> _Chart and figure data_:
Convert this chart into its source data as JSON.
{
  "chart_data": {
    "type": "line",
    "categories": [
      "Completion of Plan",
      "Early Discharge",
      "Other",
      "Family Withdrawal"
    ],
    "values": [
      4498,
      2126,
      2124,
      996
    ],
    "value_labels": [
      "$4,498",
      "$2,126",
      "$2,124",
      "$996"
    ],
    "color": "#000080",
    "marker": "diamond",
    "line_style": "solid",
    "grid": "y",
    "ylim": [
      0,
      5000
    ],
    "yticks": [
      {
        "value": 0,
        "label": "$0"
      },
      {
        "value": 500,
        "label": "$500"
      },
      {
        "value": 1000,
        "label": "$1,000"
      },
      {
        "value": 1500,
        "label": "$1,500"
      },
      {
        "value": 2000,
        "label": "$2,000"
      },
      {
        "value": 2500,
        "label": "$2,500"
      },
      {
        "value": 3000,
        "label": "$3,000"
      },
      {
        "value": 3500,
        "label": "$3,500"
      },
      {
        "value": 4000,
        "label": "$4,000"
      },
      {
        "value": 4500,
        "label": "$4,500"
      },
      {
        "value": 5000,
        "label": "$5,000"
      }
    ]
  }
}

> _EXERCISE OBJECTIVE_: All the data must be duplicated exactly, with nothing added or removed.

> _RESPONSE TO THE TASK_:
Convert this chart into its source data as JSON.
{
  "chart_data": {
    "type": "line",
    "categories": [
      "Completion of Plan",
      "Early Discharge",
      "Other",
      "Family Withdrawal"
    ],
    "values": [
      4498,
      2126,
      2124,
      996
    ],
    "value_labels": [
      "$4,498",
      "$2,126",
      "$2,124",
      "$996"
    ],
    "color": "#000080",
    "marker": "diamond",
    "line_style": "solid",
    "grid": "y",
    "ylim": [
      0,
      5000
    ],
    "yticks": [
      {
        "value": 0,
        "label": "$0"
      },
      {
        "value": 500,
        "label": "$500"
      },
      {
        "value": 1000,
        "label": "$1,000"
      },
      {
        "value": 1500,
        "label": "$1,500"
      },
      {
        "value": 2000,
        "label": "$2,000"
      },
      {
        "value": 2500,
        "label": "$2,500"
      },
      {
        "value": 3000,
        "label": "$3,000"
      },
      {
        "value": 3500,
        "label": "$3,500"
      },
      {
        "value": 4000,
        "label": "$4,000"
      },
      {
        "value": 4500,
        "label": "$4,500"
      },
      {
        "value": 5000,
        "label": "$5,000"
      }
    ]
  }
}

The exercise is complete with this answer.